WHAT YOU NEED TO DO | Locate each line with the string "sociala" in the listing below and copy it.

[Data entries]
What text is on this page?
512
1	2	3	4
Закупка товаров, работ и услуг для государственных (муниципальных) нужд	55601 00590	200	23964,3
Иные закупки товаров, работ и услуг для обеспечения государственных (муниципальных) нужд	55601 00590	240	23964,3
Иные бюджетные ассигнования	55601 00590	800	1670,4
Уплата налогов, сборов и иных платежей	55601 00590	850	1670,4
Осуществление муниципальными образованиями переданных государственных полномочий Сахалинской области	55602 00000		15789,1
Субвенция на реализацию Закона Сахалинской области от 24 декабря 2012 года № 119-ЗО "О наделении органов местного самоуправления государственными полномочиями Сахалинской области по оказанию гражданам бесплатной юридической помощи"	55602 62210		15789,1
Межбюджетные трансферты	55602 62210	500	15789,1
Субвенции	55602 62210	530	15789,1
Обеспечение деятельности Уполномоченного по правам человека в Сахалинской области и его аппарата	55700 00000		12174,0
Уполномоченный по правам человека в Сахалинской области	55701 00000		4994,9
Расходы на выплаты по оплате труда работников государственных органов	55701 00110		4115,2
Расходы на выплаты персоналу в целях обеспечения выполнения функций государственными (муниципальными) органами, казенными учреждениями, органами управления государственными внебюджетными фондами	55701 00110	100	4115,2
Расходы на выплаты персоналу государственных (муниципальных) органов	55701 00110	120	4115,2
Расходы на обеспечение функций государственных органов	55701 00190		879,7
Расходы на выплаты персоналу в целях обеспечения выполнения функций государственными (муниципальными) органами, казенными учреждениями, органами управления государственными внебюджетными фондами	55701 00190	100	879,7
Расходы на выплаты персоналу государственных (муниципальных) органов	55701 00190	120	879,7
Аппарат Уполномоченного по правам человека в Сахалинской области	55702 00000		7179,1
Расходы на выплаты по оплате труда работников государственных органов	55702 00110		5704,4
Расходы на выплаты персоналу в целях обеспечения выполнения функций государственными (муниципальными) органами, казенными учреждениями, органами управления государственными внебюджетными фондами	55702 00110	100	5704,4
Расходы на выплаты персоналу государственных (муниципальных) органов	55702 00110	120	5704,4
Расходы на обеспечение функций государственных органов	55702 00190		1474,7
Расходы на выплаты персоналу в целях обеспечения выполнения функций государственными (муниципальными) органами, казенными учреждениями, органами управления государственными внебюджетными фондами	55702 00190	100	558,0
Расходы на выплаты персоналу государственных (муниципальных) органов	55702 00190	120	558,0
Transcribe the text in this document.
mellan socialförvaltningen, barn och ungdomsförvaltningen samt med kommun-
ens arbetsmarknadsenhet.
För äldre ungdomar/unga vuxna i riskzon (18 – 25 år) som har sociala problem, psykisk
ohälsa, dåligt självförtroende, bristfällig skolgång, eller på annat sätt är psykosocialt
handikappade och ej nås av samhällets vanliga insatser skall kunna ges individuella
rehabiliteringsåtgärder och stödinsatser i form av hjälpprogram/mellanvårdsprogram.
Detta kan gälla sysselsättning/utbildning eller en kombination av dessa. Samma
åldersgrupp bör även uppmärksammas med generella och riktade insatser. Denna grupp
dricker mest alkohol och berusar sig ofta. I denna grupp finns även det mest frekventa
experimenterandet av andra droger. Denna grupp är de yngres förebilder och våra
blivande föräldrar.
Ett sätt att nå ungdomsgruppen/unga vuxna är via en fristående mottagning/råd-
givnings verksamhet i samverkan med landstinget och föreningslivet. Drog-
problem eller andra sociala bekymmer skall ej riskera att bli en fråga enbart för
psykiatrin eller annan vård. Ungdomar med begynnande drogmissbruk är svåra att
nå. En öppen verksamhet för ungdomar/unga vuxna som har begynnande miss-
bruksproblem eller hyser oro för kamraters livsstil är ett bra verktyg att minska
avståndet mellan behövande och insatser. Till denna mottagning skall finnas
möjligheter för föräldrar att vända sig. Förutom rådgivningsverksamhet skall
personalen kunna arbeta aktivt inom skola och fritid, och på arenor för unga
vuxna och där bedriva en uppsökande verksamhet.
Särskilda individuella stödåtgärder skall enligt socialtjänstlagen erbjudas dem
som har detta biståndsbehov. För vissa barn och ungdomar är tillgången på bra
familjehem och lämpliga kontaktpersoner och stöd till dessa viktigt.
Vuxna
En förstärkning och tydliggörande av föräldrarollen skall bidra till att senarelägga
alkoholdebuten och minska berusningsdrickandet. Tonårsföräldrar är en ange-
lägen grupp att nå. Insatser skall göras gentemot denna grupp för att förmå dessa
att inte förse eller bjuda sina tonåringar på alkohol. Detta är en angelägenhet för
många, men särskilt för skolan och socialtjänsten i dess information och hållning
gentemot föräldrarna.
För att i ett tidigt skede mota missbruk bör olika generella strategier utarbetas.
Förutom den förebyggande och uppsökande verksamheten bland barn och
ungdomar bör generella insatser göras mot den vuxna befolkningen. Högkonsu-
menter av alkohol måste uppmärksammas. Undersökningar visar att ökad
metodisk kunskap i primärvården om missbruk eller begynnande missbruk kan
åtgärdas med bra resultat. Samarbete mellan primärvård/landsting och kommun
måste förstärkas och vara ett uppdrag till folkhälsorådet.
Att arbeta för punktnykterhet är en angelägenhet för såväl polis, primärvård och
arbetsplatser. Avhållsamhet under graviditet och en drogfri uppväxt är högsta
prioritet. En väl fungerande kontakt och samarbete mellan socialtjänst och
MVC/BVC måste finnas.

OUTPUT BELOW |
För äldre ungdomar/unga vuxna i riskzon (18 – 25 år) som har sociala problem, psykisk
problem eller andra sociala bekymmer skall ej riskera att bli en fråga enbart för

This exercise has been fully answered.